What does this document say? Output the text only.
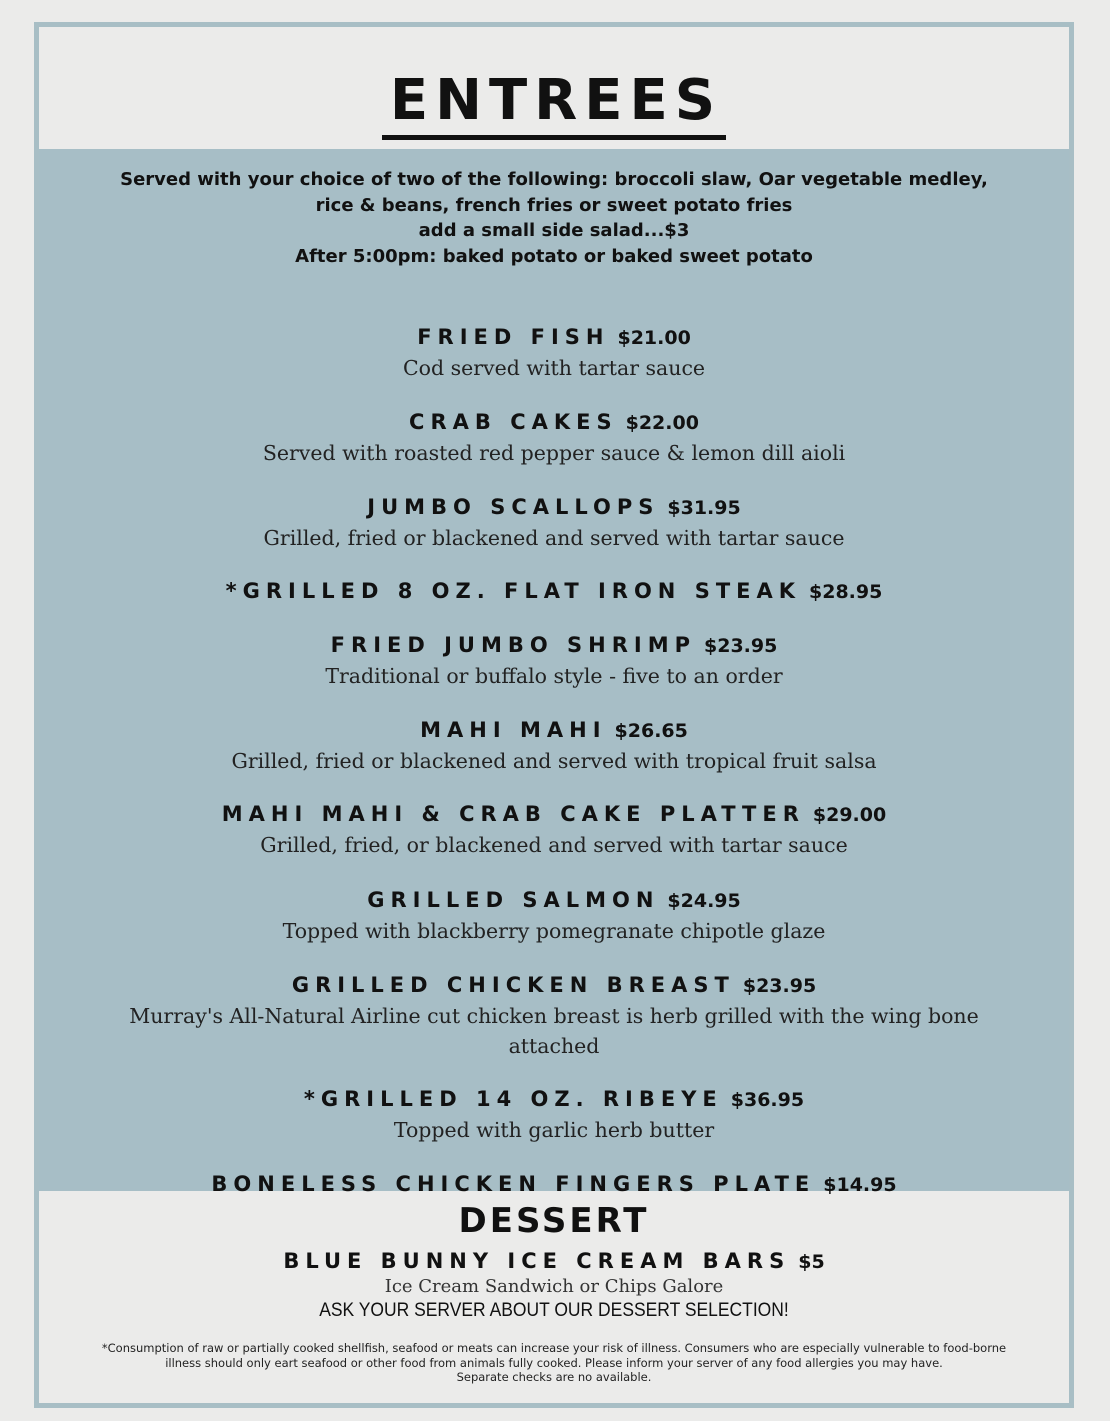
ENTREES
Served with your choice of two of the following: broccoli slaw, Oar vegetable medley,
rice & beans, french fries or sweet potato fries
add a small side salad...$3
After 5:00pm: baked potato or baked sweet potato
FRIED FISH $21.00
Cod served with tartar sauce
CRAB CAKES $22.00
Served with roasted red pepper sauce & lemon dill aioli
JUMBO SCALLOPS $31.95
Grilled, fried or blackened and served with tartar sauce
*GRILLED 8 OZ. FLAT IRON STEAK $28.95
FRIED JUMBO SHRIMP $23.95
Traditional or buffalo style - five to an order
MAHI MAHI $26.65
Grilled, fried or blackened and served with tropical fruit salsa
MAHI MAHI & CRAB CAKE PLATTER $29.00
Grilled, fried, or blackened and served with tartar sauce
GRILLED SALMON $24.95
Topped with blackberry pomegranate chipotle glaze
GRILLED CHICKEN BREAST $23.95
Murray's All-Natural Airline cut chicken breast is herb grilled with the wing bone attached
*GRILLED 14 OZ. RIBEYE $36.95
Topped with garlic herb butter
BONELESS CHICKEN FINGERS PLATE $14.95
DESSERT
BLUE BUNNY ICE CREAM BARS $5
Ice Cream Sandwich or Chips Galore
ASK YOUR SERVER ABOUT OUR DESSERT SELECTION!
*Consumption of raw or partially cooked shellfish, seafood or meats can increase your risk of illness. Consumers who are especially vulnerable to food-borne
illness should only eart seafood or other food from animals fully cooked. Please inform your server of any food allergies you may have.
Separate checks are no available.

> Your instructions
Check each line in the records for the word "herb" and say how many have it, with nothing else.

> Complete output
2